What to do: Each line that contains the word "title" counts once; give the total for the records below and nothing else.
━━━━━━━━━━
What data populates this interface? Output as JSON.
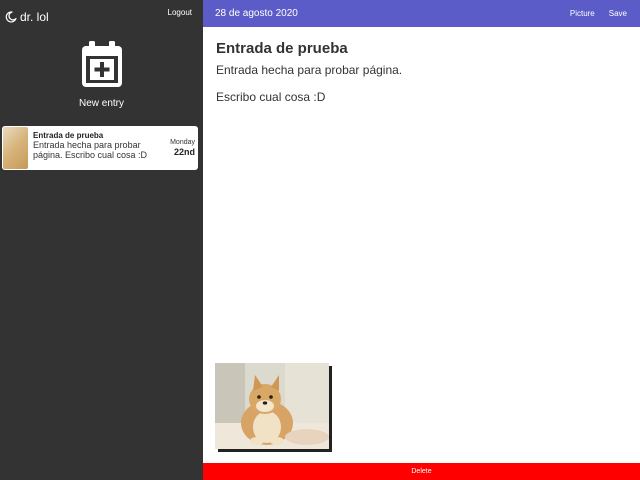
{
  "sidebar": {
    "brand_name": "dr. lol",
    "brand_icon": "moon-icon",
    "logout_label": "Logout",
    "new_entry_icon": "calendar-plus-icon",
    "new_entry_label": "New entry",
    "entries": [
      {
        "title": "Entrada de prueba",
        "excerpt": "Entrada hecha para probar página. Escribo cual cosa :D",
        "weekday": "Monday",
        "day": "22nd"
      }
    ]
  },
  "topbar": {
    "date": "28 de agosto 2020",
    "picture_label": "Picture",
    "save_label": "Save"
  },
  "entry": {
    "title": "Entrada de prueba",
    "paragraphs": [
      "Entrada hecha para probar página.",
      "Escribo cual cosa :D"
    ]
  },
  "footer": {
    "delete_label": "Delete"
  },
  "colors": {
    "sidebar_bg": "#333333",
    "topbar_bg": "#5c5cc9",
    "delete_bg": "#ff0000"
  }
}
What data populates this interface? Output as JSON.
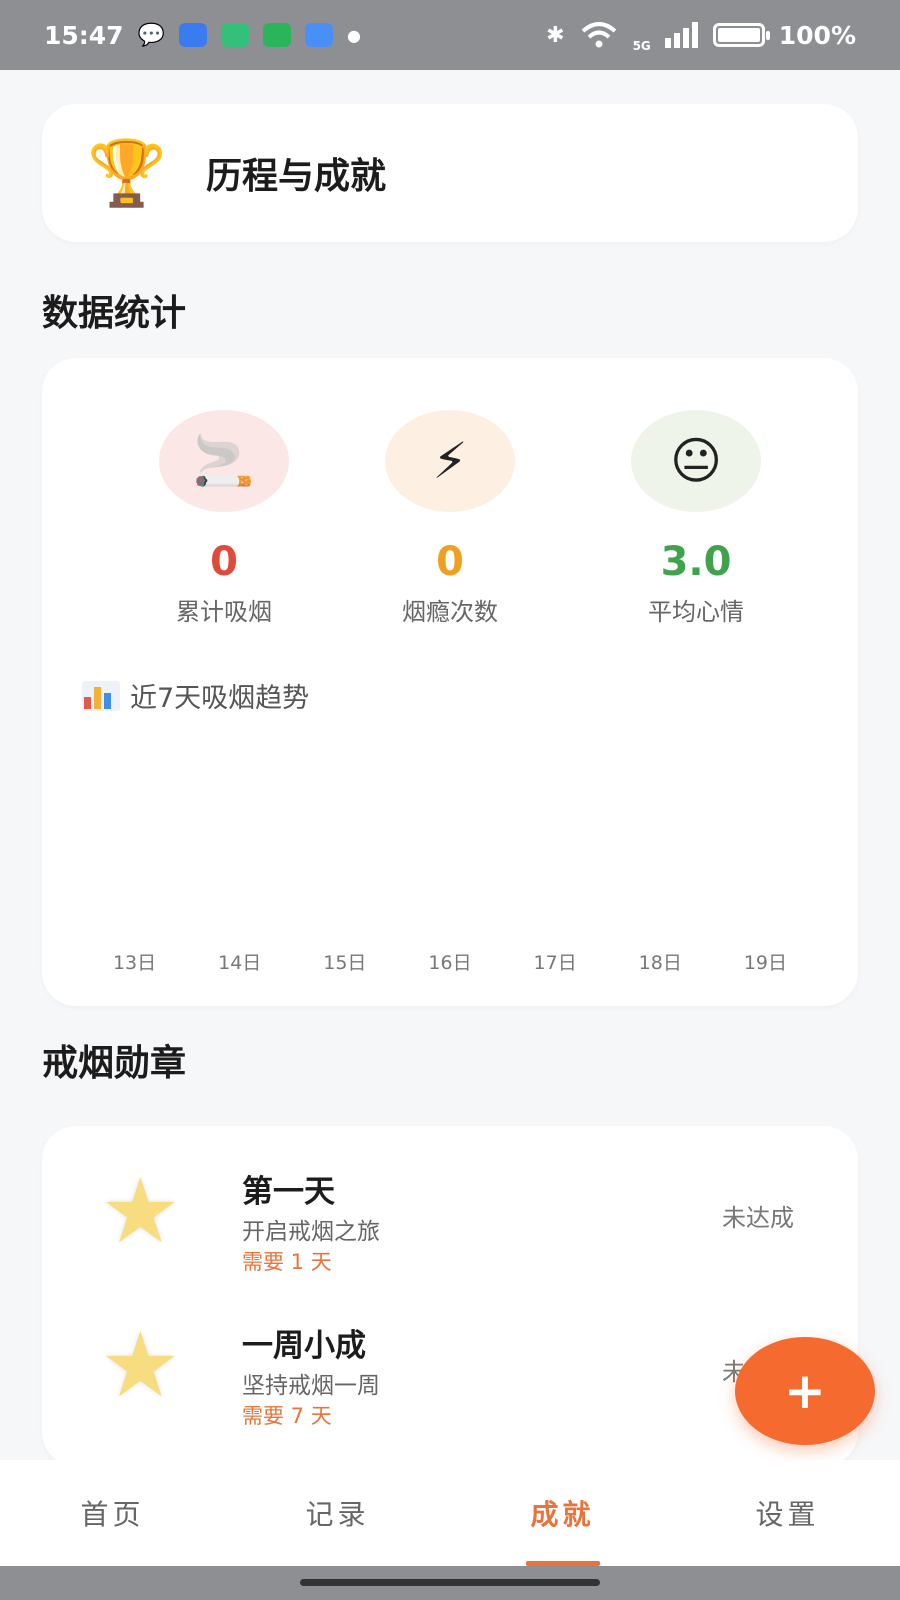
{
  "status_bar": {
    "time": "15:47",
    "network": "5G",
    "battery": "100%",
    "battery_level": 1.0,
    "icons": [
      "wechat-icon",
      "app-icon-blue",
      "app-icon-green",
      "shield-app-icon",
      "browser-app-icon",
      "dot-icon",
      "bluetooth-icon",
      "wifi-icon",
      "signal-icon",
      "battery-icon"
    ]
  },
  "header": {
    "icon": "🏆",
    "title": "历程与成就"
  },
  "stats_section": {
    "title": "数据统计",
    "stats": [
      {
        "icon": "🚬",
        "value": "0",
        "label": "累计吸烟",
        "color": "#e04a3a",
        "bg": "#fbe8e6"
      },
      {
        "icon": "⚡",
        "value": "0",
        "label": "烟瘾次数",
        "color": "#f0a020",
        "bg": "#fdf0e3"
      },
      {
        "icon": "😐",
        "value": "3.0",
        "label": "平均心情",
        "color": "#3fa34d",
        "bg": "#eef4ea"
      }
    ],
    "trend": {
      "title": "近7天吸烟趋势",
      "days": [
        "13日",
        "14日",
        "15日",
        "16日",
        "17日",
        "18日",
        "19日"
      ]
    }
  },
  "badges_section": {
    "title": "戒烟勋章",
    "badges": [
      {
        "name": "第一天",
        "desc": "开启戒烟之旅",
        "need": "需要 1 天",
        "status": "未达成"
      },
      {
        "name": "一周小成",
        "desc": "坚持戒烟一周",
        "need": "需要 7 天",
        "status": "未达成"
      }
    ]
  },
  "fab": {
    "label": "+"
  },
  "tabs": [
    {
      "label": "首页"
    },
    {
      "label": "记录"
    },
    {
      "label": "成就"
    },
    {
      "label": "设置"
    }
  ],
  "colors": {
    "accent": "#e8743b",
    "fab": "#f46a2f"
  }
}
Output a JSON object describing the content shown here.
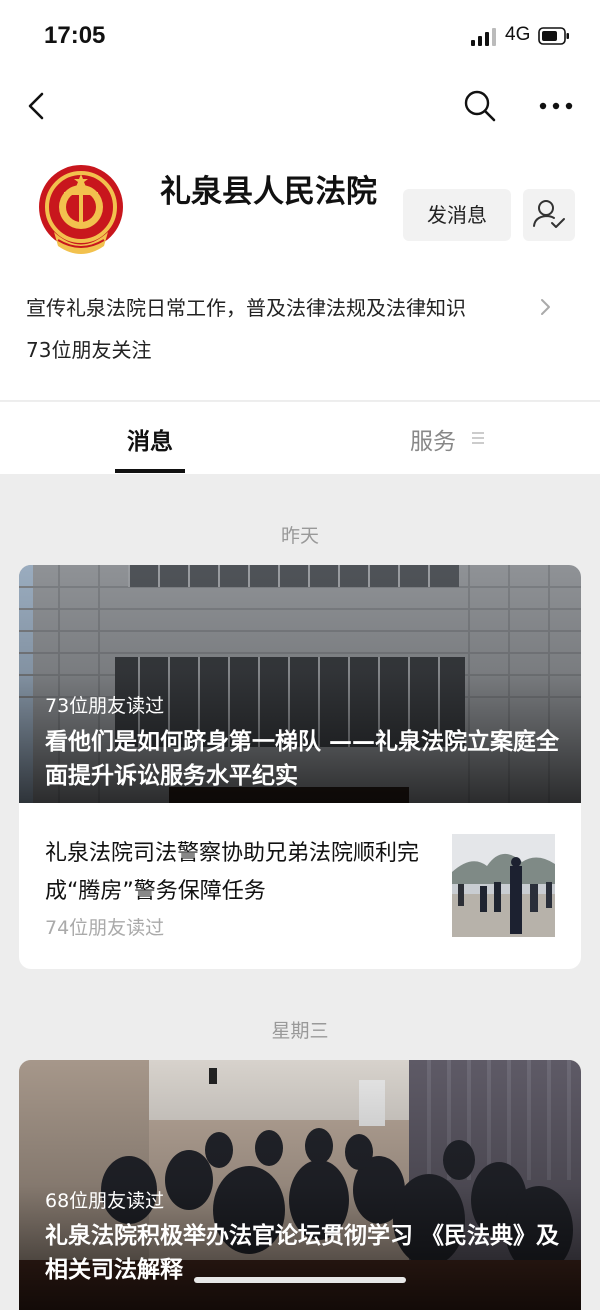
{
  "status_bar": {
    "time": "17:05",
    "network": "4G"
  },
  "account": {
    "name": "礼泉县人民法院",
    "send_message_label": "发消息",
    "description": "宣传礼泉法院日常工作，普及法律法规及法律知识",
    "followers": "73位朋友关注"
  },
  "tabs": {
    "messages": "消息",
    "services": "服务"
  },
  "feed": [
    {
      "date": "昨天",
      "hero": {
        "reads": "73位朋友读过",
        "title": "看他们是如何跻身第一梯队 ——礼泉法院立案庭全面提升诉讼服务水平纪实"
      },
      "sub": {
        "title": "礼泉法院司法警察协助兄弟法院顺利完成“腾房”警务保障任务",
        "reads": "74位朋友读过"
      }
    },
    {
      "date": "星期三",
      "hero": {
        "reads": "68位朋友读过",
        "title": "礼泉法院积极举办法官论坛贯彻学习 《民法典》及相关司法解释"
      }
    }
  ],
  "colors": {
    "emblem_red": "#c8161d",
    "emblem_gold": "#f2c14e",
    "accent_text": "#111111",
    "muted_text": "#999999"
  }
}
━━━━━━━━━━
Answer for the task: 9